EXERCISE REQUIREMENTS: Find each line holding "水体盐度越高" and copy it out.

-- START OF INFORMATION PROVIDED --

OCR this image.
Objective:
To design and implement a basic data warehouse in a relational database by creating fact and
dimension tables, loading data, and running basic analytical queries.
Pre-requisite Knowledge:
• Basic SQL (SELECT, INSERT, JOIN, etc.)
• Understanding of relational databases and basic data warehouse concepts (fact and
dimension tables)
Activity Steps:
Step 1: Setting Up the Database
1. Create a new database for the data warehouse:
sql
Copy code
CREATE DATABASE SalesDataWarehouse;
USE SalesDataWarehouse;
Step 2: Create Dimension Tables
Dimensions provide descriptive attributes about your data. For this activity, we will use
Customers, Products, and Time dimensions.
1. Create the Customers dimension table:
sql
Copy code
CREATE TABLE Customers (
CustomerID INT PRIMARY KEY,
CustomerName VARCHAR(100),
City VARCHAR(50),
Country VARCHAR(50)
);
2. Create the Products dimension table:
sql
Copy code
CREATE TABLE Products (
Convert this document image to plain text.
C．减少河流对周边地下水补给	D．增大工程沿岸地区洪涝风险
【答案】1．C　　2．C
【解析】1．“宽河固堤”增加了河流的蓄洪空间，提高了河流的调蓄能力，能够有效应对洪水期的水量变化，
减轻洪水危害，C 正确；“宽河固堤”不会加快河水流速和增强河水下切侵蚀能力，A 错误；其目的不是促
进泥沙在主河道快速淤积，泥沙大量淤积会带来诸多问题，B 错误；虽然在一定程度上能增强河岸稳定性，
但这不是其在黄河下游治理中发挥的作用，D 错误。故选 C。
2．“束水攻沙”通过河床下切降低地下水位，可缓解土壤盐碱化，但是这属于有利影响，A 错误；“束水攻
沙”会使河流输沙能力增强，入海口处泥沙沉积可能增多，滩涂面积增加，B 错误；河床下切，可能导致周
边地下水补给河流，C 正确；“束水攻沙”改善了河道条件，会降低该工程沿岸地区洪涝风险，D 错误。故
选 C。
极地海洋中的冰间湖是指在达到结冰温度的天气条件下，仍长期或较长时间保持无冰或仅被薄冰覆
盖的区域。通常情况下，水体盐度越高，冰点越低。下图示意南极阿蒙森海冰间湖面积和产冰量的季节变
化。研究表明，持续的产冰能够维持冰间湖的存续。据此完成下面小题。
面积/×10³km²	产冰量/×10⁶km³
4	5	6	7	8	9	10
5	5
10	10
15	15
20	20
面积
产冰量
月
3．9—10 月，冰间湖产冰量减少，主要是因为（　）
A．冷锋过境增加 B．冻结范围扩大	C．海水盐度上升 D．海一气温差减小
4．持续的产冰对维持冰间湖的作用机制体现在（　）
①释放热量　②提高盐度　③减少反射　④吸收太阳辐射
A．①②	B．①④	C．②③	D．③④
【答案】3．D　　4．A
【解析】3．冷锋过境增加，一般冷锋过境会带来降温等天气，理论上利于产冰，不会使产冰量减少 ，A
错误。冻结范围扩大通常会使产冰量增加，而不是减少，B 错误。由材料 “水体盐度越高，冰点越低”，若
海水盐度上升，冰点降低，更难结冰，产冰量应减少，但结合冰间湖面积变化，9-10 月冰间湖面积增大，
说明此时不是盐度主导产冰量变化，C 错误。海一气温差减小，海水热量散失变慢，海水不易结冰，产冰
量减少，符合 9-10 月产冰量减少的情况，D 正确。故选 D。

-- END OF INFORMATION PROVIDED --

FINAL RESULT:
盖的区域。通常情况下，水体盐度越高，冰点越低。下图示意南极阿蒙森海冰间湖面积和产冰量的季节变
错误。冻结范围扩大通常会使产冰量增加，而不是减少，B 错误。由材料 “水体盐度越高，冰点越低”，若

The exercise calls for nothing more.